> _YOUR OBJECTIVE_
Your answer should be a single number: the count of lines in the material below that hold "impulse".

> _RECORDS PROVIDED_
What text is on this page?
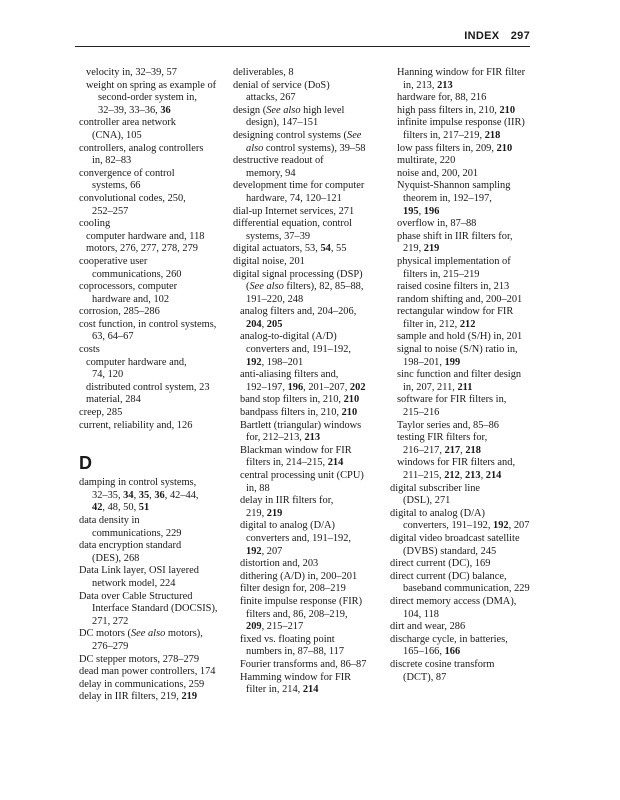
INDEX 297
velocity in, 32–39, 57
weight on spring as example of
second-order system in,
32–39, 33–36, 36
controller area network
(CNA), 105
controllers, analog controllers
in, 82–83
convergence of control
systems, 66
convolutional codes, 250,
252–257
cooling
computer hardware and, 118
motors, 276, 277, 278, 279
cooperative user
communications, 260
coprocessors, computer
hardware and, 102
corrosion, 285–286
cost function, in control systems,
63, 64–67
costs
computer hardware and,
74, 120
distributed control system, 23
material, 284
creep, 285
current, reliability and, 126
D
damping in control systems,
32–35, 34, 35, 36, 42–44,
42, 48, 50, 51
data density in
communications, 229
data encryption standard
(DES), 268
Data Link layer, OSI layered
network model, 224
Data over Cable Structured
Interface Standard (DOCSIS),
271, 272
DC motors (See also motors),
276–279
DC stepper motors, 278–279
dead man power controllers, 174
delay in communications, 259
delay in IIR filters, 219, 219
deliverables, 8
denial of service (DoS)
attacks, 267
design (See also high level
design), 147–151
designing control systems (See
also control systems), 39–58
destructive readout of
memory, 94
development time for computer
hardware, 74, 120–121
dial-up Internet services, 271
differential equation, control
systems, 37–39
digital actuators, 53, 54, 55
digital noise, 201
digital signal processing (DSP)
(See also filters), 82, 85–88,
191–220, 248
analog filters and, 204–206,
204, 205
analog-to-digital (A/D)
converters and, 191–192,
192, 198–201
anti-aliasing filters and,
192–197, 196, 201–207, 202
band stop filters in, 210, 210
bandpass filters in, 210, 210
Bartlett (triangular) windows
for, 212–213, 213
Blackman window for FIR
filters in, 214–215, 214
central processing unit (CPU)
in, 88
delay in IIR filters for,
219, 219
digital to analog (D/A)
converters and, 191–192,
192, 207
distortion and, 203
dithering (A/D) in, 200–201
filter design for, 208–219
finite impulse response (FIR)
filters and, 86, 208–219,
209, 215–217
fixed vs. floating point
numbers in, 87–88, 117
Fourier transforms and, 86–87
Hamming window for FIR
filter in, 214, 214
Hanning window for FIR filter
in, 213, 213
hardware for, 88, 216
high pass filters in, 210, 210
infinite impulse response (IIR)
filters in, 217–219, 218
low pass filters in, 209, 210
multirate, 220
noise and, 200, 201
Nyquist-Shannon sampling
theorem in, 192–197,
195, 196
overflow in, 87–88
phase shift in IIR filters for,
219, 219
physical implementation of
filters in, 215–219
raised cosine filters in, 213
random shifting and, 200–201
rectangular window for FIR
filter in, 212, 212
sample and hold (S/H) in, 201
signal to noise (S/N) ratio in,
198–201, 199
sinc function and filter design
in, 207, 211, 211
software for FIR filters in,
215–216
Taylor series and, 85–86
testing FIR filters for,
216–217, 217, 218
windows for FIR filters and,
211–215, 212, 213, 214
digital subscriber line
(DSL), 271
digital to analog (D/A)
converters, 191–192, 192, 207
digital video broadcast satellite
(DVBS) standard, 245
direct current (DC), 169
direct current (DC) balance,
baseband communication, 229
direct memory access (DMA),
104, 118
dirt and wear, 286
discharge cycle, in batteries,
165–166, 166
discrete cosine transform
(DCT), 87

---

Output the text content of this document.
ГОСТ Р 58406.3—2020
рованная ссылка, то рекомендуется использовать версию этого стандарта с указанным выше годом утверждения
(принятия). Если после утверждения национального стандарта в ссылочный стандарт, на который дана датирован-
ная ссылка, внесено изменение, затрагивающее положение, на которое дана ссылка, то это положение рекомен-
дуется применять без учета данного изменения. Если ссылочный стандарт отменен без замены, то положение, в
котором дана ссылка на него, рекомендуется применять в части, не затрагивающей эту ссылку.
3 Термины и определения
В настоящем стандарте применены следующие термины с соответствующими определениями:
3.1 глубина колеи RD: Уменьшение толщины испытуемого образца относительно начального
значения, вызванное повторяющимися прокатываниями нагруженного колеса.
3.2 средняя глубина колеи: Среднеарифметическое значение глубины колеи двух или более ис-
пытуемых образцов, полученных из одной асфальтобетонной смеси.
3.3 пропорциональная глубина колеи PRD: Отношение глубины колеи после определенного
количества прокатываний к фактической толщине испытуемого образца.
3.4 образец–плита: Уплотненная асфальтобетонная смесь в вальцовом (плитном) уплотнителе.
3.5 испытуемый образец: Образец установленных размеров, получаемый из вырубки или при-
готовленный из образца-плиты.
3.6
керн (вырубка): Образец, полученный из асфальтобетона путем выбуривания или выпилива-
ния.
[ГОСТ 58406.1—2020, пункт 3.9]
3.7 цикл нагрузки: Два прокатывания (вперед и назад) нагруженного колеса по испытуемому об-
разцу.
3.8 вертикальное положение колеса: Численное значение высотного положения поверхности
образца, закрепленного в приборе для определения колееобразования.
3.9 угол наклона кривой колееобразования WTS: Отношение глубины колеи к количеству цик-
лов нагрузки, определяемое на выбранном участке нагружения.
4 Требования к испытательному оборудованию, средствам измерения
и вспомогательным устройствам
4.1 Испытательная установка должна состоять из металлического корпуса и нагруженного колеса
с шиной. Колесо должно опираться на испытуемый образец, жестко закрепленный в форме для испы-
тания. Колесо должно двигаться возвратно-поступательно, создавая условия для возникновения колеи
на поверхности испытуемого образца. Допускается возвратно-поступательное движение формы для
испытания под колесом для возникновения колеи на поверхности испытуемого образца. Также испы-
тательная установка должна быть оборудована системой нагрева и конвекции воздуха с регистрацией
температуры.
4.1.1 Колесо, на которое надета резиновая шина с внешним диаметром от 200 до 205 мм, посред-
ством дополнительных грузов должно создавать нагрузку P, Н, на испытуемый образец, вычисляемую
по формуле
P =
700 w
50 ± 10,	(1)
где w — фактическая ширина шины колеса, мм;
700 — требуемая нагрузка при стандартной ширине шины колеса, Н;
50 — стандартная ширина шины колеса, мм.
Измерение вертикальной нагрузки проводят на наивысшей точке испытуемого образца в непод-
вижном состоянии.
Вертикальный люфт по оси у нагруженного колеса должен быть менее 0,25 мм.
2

> _TASK ANSWER_
2